- **Provided text**
GRANT WINNER: National Animal Rights Day

By on May 16, 2014

We are delighted to announce the next recipient of The Thinking Vegan’s grants for animal activism: The National Animal Rights Day, and lead organizer Aylam Orian.

Scene: New York City. Time: June, 2011. A group of animal rights activists join forces under the name “Our Planet. Theirs Too.”, with a vision to unite the many diverse animal rights and environmental groups in the city under a common cause: giving a voice to billions of animals who languish and die in the U.S. each year by human hands; mourn their losses and this adverse impact on them, the environment, and human health; reiterate their rights to live happy and free; and celebrate the progress being made towards changing this reality. The National Animal Rights Day (NARD) was inspired by Igualdad Animal, the Spanish contingency of the international animal rights organization Animal Equality, and its mass public events on International Animal Rights Day. This year will be the fourth year “NARD” has been commemorated in the U.S., with events scheduled in New York, Los Angeles, and San Francisco.

- **Aim A**
According to the grant announcement, what did the activists who formed "Our Planet. Theirs Too." in June 2011 aim to achieve?
- **Aim B**
From the grant announcement, quote the passage that opens with the words containing "GRANT WINNER: National" and closes with "organizer Aylam Orian.".

- **Material**
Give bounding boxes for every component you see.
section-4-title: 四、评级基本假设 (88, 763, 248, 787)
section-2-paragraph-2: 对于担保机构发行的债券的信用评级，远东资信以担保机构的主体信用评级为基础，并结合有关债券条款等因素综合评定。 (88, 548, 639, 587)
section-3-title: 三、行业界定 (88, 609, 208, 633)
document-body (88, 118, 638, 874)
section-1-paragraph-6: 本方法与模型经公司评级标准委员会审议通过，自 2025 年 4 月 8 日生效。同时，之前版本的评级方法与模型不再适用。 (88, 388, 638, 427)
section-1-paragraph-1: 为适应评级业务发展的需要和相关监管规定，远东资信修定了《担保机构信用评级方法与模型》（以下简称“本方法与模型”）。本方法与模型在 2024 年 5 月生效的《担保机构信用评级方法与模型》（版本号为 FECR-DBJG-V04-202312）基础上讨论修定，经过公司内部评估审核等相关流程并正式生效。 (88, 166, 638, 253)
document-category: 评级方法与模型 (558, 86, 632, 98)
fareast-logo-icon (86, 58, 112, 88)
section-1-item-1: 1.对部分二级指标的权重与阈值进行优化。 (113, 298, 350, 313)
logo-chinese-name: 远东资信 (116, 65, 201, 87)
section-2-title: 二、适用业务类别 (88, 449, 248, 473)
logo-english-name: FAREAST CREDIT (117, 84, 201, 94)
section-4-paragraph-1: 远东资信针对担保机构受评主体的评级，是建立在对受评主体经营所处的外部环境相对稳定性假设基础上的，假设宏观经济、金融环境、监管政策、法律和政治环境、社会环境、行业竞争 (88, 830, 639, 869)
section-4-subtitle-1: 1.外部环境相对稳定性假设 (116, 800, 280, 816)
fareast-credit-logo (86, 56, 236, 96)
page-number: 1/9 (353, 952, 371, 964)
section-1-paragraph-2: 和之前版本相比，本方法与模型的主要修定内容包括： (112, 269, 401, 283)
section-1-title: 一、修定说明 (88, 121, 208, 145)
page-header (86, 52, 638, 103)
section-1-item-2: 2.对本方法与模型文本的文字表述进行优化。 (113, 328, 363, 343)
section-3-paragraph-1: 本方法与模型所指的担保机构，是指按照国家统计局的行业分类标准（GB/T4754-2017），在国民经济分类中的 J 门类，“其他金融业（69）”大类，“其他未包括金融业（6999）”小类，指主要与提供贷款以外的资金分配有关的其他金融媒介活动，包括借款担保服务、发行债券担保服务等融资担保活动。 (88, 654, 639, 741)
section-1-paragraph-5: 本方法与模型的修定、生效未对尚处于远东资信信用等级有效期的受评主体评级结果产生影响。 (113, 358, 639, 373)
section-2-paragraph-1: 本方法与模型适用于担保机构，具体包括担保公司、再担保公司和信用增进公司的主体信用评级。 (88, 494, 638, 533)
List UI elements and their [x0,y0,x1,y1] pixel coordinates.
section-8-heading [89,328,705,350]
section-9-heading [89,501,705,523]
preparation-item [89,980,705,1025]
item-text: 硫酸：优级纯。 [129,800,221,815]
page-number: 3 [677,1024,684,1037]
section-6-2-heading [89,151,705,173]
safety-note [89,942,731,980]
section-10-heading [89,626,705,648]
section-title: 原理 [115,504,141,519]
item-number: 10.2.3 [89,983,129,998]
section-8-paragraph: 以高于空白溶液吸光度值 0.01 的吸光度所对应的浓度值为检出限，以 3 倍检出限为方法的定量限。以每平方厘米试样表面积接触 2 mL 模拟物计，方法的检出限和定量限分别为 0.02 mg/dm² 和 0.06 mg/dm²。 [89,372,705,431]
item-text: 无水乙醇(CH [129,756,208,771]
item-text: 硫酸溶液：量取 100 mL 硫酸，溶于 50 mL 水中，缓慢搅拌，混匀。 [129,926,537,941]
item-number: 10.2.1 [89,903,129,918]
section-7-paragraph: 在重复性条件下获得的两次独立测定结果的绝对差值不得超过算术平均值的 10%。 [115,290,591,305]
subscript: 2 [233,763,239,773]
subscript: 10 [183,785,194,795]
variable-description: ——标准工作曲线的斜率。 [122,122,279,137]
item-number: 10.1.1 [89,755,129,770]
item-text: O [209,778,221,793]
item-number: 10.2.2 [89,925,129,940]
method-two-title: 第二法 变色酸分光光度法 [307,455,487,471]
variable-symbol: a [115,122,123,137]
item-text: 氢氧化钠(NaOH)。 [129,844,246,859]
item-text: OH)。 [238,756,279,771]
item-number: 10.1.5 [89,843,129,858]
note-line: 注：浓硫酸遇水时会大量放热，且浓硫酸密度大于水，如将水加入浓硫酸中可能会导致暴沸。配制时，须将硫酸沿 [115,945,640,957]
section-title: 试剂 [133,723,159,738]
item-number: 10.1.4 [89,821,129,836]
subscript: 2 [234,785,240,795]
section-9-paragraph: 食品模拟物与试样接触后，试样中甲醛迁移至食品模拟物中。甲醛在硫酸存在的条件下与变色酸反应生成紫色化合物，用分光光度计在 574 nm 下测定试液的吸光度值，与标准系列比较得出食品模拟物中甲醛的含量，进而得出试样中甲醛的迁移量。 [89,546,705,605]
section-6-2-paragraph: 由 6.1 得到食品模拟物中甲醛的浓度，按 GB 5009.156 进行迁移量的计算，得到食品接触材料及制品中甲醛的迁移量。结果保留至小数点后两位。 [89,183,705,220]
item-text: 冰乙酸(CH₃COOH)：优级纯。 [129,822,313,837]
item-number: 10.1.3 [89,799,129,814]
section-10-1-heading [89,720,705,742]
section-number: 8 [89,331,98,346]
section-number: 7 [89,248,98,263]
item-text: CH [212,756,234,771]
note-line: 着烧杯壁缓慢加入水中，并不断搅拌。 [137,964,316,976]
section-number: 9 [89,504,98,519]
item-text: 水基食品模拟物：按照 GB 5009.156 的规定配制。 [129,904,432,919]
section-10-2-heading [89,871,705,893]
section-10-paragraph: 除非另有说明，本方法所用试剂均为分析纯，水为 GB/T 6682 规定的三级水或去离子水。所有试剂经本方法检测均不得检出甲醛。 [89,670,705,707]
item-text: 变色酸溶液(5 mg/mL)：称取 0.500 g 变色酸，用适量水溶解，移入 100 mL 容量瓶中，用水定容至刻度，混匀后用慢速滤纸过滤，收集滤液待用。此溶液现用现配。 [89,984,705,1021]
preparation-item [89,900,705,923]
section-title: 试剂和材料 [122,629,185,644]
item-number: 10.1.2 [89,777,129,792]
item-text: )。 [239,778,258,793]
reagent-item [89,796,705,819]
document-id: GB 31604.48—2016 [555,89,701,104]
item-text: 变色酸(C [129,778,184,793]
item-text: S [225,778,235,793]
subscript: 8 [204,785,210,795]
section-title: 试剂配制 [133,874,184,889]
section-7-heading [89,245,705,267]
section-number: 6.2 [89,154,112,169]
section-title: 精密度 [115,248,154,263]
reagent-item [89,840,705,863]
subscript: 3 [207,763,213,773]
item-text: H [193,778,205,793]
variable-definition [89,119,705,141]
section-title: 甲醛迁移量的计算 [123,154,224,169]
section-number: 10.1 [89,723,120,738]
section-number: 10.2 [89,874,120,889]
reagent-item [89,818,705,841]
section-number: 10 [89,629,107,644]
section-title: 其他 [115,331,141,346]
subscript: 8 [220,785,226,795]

- **Complete response A**
They aimed to unite the many diverse animal rights and environmental groups in New York City under a common cause. That cause was to give a voice to the billions of animals who languish and die in the U.S. each year by human hands, and to mourn their losses and the harm this does to them, the environment, and human health. It also meant reaffirming the animals' rights to live happy and free and celebrating the progress being made toward changing this reality.

- **Complete response B**
GRANT WINNER: National Animal Rights Day

By on May 16, 2014

We are delighted to announce the next recipient of The Thinking Vegan’s grants for animal activism: The National Animal Rights Day, and lead organizer Aylam Orian.